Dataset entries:

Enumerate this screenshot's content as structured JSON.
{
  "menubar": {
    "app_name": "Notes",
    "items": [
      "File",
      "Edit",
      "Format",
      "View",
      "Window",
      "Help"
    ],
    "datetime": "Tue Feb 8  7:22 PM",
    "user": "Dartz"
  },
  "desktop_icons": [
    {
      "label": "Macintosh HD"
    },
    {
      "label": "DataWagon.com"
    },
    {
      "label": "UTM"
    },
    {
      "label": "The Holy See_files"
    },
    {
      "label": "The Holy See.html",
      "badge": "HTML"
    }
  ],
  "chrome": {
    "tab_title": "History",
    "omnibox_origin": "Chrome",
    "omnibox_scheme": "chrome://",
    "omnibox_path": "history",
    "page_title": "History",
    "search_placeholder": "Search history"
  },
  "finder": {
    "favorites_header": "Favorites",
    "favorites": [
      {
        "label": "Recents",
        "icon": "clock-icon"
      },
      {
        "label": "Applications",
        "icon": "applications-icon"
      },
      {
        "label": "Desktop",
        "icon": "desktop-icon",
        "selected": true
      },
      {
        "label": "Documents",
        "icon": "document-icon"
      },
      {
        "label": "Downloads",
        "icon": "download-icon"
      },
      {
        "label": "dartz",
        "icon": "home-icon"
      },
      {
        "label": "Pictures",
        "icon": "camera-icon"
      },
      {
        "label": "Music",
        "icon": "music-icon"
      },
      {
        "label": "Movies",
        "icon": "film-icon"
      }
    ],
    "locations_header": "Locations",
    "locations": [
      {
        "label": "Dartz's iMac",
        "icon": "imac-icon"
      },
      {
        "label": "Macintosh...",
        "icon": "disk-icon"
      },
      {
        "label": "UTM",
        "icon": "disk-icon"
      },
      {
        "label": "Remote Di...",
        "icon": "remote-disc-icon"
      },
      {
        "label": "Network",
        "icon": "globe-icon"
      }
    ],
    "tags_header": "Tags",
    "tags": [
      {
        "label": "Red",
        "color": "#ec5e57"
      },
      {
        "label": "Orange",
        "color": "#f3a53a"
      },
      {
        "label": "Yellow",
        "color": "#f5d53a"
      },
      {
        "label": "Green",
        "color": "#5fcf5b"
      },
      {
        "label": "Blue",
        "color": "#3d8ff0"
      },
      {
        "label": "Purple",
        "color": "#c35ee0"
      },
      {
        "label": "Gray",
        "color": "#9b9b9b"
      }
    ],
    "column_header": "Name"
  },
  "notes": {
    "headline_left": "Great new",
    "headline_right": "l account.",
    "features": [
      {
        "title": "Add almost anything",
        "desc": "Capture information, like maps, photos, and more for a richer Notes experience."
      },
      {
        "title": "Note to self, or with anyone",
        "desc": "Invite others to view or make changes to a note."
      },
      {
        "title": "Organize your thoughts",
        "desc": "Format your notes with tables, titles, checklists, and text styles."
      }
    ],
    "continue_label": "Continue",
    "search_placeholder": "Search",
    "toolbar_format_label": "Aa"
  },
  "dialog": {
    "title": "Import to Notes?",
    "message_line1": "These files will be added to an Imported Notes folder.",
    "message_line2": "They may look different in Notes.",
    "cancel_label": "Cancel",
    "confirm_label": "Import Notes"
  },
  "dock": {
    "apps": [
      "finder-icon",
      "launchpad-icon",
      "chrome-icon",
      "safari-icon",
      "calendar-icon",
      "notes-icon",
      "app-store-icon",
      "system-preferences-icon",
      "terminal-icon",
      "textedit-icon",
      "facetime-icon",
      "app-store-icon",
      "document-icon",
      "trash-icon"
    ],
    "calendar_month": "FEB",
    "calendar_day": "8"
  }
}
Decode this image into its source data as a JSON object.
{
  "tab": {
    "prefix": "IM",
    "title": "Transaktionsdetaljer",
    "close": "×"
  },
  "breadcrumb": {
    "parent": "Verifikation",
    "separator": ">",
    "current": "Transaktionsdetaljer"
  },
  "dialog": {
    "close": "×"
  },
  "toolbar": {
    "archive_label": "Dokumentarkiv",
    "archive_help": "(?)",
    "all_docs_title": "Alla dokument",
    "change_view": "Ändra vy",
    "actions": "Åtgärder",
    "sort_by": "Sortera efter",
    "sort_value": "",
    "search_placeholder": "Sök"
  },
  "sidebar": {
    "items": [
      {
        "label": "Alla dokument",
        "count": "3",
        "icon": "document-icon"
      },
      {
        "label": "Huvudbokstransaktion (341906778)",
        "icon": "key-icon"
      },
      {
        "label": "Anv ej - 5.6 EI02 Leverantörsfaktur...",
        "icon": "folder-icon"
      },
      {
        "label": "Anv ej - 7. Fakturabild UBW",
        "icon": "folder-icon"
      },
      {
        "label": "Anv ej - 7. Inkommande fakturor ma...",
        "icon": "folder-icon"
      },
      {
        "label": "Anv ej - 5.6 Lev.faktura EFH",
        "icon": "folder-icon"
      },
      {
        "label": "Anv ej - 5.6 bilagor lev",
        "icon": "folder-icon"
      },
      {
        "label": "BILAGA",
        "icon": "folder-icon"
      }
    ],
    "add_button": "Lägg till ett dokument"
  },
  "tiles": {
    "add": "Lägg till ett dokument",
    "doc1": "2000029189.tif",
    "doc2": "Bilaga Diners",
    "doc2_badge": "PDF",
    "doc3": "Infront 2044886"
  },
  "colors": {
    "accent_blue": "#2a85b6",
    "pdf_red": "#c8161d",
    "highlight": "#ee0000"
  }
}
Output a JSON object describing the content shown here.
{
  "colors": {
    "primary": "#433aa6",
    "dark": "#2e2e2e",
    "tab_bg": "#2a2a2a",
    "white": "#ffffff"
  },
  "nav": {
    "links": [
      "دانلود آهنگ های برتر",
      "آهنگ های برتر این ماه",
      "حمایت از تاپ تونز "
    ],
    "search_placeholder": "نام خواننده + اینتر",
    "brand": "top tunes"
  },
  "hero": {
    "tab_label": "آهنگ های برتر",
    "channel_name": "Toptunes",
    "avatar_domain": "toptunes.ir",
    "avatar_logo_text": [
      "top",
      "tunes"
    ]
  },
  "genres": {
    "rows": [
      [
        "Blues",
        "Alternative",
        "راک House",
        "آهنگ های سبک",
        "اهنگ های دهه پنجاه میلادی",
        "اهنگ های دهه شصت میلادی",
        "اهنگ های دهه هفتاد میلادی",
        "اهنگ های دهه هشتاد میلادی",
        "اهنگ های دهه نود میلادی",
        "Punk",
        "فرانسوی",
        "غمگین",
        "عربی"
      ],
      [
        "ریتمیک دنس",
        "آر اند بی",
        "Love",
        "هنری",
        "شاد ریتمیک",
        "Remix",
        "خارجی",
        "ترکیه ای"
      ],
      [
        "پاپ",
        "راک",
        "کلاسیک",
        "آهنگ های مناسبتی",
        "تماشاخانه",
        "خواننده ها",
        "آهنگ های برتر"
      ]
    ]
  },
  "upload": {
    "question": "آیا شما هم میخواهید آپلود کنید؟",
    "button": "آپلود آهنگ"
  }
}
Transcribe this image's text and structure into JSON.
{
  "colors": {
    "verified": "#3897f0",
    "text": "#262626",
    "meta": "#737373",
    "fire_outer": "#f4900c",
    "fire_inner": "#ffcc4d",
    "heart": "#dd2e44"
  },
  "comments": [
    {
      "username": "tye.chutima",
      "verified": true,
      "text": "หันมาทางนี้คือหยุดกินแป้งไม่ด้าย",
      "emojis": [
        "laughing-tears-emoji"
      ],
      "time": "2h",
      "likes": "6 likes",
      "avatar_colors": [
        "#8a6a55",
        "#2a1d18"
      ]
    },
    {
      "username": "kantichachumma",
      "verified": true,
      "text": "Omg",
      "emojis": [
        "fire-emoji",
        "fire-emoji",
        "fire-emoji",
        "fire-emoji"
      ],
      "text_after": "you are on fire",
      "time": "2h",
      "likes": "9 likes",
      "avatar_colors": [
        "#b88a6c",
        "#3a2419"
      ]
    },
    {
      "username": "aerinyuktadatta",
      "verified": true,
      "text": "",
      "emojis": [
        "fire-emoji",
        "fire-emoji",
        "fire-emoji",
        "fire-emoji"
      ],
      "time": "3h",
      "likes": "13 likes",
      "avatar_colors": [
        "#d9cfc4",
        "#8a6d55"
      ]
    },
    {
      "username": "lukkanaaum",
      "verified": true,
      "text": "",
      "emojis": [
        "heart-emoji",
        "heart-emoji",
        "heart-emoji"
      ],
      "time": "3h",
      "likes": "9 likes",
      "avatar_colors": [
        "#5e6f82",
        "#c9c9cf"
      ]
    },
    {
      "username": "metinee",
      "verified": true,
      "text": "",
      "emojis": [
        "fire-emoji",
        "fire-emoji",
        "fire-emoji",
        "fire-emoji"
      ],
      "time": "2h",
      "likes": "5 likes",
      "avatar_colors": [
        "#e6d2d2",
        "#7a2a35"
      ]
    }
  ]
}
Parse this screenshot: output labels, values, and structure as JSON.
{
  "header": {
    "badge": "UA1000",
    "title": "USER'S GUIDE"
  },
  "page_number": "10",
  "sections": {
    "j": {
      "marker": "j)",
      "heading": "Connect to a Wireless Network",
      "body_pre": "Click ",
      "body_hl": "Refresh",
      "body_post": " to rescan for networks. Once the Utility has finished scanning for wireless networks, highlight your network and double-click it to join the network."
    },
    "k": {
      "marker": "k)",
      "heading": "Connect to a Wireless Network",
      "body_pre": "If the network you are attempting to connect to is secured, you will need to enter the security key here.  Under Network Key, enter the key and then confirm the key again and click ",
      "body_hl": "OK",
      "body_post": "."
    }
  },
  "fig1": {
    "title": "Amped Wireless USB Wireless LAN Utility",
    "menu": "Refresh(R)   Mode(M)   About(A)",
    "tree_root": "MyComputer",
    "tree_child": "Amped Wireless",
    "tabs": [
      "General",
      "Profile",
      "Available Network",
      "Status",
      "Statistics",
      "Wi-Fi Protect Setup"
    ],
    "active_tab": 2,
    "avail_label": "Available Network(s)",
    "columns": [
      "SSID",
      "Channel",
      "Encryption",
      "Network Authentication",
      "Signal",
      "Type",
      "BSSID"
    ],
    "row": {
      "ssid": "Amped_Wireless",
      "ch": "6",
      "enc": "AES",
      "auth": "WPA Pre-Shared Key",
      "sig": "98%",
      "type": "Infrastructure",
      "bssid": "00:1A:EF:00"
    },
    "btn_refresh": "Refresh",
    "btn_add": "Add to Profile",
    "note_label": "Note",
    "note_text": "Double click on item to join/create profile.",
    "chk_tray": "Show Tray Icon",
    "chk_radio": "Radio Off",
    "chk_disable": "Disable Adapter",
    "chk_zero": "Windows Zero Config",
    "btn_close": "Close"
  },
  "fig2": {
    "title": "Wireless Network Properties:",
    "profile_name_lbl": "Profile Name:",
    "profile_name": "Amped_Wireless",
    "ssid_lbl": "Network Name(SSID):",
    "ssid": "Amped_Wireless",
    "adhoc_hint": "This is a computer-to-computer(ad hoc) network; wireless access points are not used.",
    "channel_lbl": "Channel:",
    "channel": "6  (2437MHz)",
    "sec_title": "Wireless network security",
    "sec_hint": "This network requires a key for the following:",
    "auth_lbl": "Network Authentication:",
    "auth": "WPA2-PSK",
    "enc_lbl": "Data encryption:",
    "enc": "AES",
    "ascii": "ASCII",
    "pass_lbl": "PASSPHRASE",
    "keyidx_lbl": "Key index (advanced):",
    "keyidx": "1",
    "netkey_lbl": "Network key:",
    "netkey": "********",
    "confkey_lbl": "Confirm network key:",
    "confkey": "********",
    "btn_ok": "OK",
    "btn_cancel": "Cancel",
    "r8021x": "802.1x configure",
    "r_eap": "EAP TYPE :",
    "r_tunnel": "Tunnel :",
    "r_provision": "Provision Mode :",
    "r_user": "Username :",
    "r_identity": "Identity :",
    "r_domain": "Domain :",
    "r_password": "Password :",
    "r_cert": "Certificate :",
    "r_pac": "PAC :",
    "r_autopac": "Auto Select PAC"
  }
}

— The problem —
Using the data above, say how many lines include "till". No other reply is needed.

— Answer to the exercise —
2